** Begin **

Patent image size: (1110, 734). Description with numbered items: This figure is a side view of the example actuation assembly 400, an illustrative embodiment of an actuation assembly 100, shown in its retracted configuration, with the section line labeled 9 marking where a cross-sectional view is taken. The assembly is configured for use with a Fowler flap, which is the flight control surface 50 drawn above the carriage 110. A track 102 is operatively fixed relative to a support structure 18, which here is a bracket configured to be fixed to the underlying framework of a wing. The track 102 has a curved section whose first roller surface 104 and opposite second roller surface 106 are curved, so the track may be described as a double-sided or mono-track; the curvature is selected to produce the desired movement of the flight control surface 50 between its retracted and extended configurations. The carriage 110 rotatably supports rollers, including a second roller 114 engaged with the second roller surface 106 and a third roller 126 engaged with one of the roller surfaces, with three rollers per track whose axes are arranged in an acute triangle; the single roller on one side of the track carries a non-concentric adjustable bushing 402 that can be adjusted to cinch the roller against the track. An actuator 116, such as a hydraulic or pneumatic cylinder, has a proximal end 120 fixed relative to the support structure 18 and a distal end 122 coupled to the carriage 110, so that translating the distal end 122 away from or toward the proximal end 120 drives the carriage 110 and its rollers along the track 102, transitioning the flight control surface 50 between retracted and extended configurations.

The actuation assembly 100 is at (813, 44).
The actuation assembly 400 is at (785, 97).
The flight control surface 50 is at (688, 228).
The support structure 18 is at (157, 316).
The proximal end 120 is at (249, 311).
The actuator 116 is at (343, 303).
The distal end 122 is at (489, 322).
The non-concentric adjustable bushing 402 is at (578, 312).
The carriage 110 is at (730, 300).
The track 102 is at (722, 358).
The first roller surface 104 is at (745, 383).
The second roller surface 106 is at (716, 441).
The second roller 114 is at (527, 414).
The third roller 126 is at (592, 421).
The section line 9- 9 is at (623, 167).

** End **

▶ [WHAT YOU HAVE TO DO]:
Rewrite the records above, replacing "side view" with "side elevation" and leaving everything else unchanged.

▶ [RESULT OF THE EXERCISE]:
Patent image size: (1110, 734). Description with numbered items: This figure is a side elevation of the example actuation assembly 400, an illustrative embodiment of an actuation assembly 100, shown in its retracted configuration, with the section line labeled 9 marking where a cross-sectional view is taken. The assembly is configured for use with a Fowler flap, which is the flight control surface 50 drawn above the carriage 110. A track 102 is operatively fixed relative to a support structure 18, which here is a bracket configured to be fixed to the underlying framework of a wing. The track 102 has a curved section whose first roller surface 104 and opposite second roller surface 106 are curved, so the track may be described as a double-sided or mono-track; the curvature is selected to produce the desired movement of the flight control surface 50 between its retracted and extended configurations. The carriage 110 rotatably supports rollers, including a second roller 114 engaged with the second roller surface 106 and a third roller 126 engaged with one of the roller surfaces, with three rollers per track whose axes are arranged in an acute triangle; the single roller on one side of the track carries a non-concentric adjustable bushing 402 that can be adjusted to cinch the roller against the track. An actuator 116, such as a hydraulic or pneumatic cylinder, has a proximal end 120 fixed relative to the support structure 18 and a distal end 122 coupled to the carriage 110, so that translating the distal end 122 away from or toward the proximal end 120 drives the carriage 110 and its rollers along the track 102, transitioning the flight control surface 50 between retracted and extended configurations.

The actuation assembly 100 is at (813, 44).
The actuation assembly 400 is at (785, 97).
The flight control surface 50 is at (688, 228).
The support structure 18 is at (157, 316).
The proximal end 120 is at (249, 311).
The actuator 116 is at (343, 303).
The distal end 122 is at (489, 322).
The non-concentric adjustable bushing 402 is at (578, 312).
The carriage 110 is at (730, 300).
The track 102 is at (722, 358).
The first roller surface 104 is at (745, 383).
The second roller surface 106 is at (716, 441).
The second roller 114 is at (527, 414).
The third roller 126 is at (592, 421).
The section line 9- 9 is at (623, 167).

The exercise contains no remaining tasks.